▸ **Directions**: Don't copy the pictures; return every other part of the records exactly.

▸ **Data in this exercise**:
§ §

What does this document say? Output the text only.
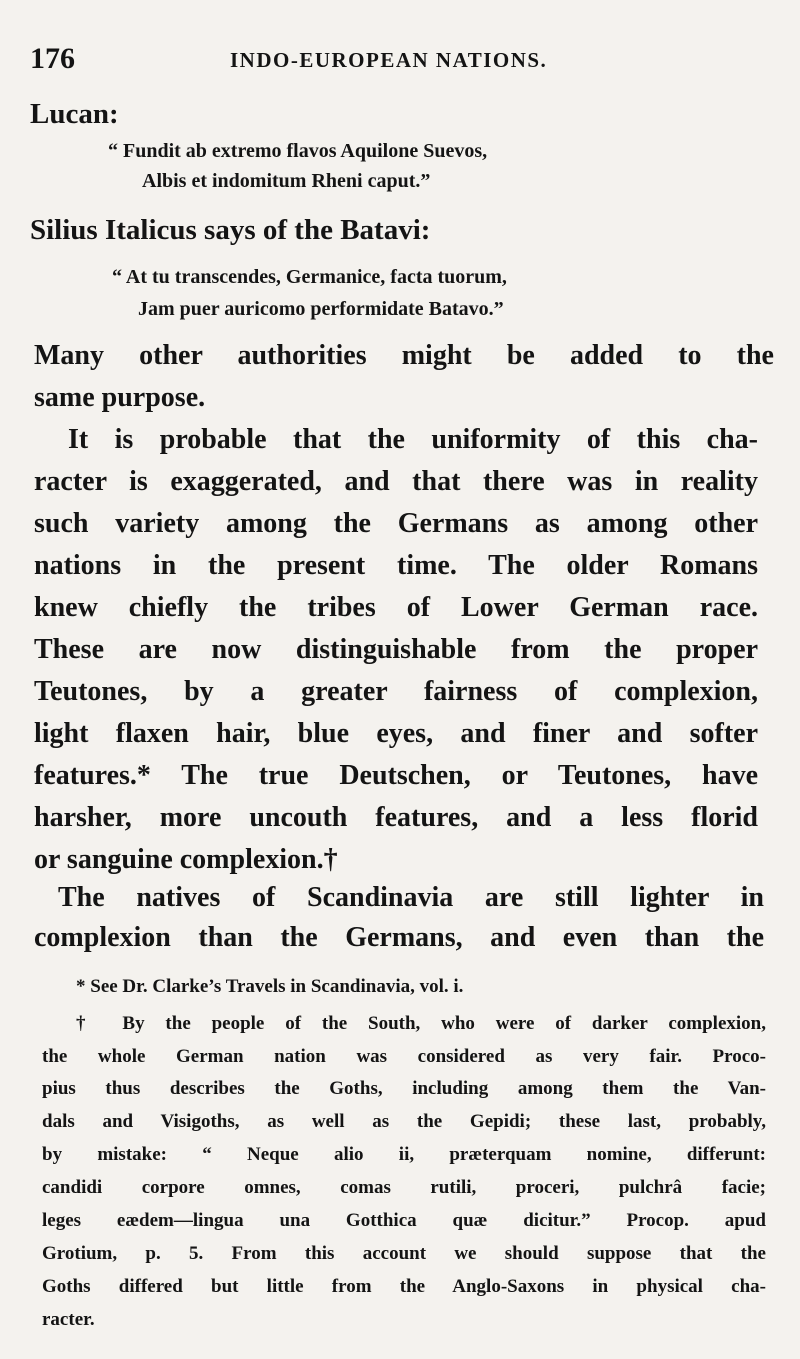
176	INDO-EUROPEAN NATIONS.
Lucan:
“ Fundit ab extremo flavos Aquilone Suevos,
Albis et indomitum Rheni caput.”
Silius Italicus says of the Batavi:
“ At tu transcendes, Germanice, facta tuorum,
Jam puer auricomo performidate Batavo.”
Many other authorities might be added to the
same purpose.
It is probable that the uniformity of this cha-
racter is exaggerated, and that there was in reality
such variety among the Germans as among other
nations in the present time. The older Romans
knew chiefly the tribes of Lower German race.
These are now distinguishable from the proper
Teutones, by a greater fairness of complexion,
light flaxen hair, blue eyes, and finer and softer
features.* The true Deutschen, or Teutones, have
harsher, more uncouth features, and a less florid
or sanguine complexion.†
The natives of Scandinavia are still lighter in
complexion than the Germans, and even than the
* See Dr. Clarke’s Travels in Scandinavia, vol. i.
† By the people of the South, who were of darker complexion,
the whole German nation was considered as very fair. Proco-
pius thus describes the Goths, including among them the Van-
dals and Visigoths, as well as the Gepidi; these last, probably,
by mistake: “ Neque alio ii, præterquam nomine, differunt:
candidi corpore omnes, comas rutili, proceri, pulchrâ facie;
leges eædem—lingua una Gotthica quæ dicitur.” Procop. apud
Grotium, p. 5. From this account we should suppose that the
Goths differed but little from the Anglo-Saxons in physical cha-
racter.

§ §

▸ **The solution**:
What does this document say? Output the text only.
176	INDO-EUROPEAN NATIONS.
Lucan:
“ Fundit ab extremo flavos Aquilone Suevos,
Albis et indomitum Rheni caput.”
Silius Italicus says of the Batavi:
“ At tu transcendes, Germanice, facta tuorum,
Jam puer auricomo performidate Batavo.”
Many other authorities might be added to the
same purpose.
It is probable that the uniformity of this cha-
racter is exaggerated, and that there was in reality
such variety among the Germans as among other
nations in the present time. The older Romans
knew chiefly the tribes of Lower German race.
These are now distinguishable from the proper
Teutones, by a greater fairness of complexion,
light flaxen hair, blue eyes, and finer and softer
features.* The true Deutschen, or Teutones, have
harsher, more uncouth features, and a less florid
or sanguine complexion.†
The natives of Scandinavia are still lighter in
complexion than the Germans, and even than the
* See Dr. Clarke’s Travels in Scandinavia, vol. i.
† By the people of the South, who were of darker complexion,
the whole German nation was considered as very fair. Proco-
pius thus describes the Goths, including among them the Van-
dals and Visigoths, as well as the Gepidi; these last, probably,
by mistake: “ Neque alio ii, præterquam nomine, differunt:
candidi corpore omnes, comas rutili, proceri, pulchrâ facie;
leges eædem—lingua una Gotthica quæ dicitur.” Procop. apud
Grotium, p. 5. From this account we should suppose that the
Goths differed but little from the Anglo-Saxons in physical cha-
racter.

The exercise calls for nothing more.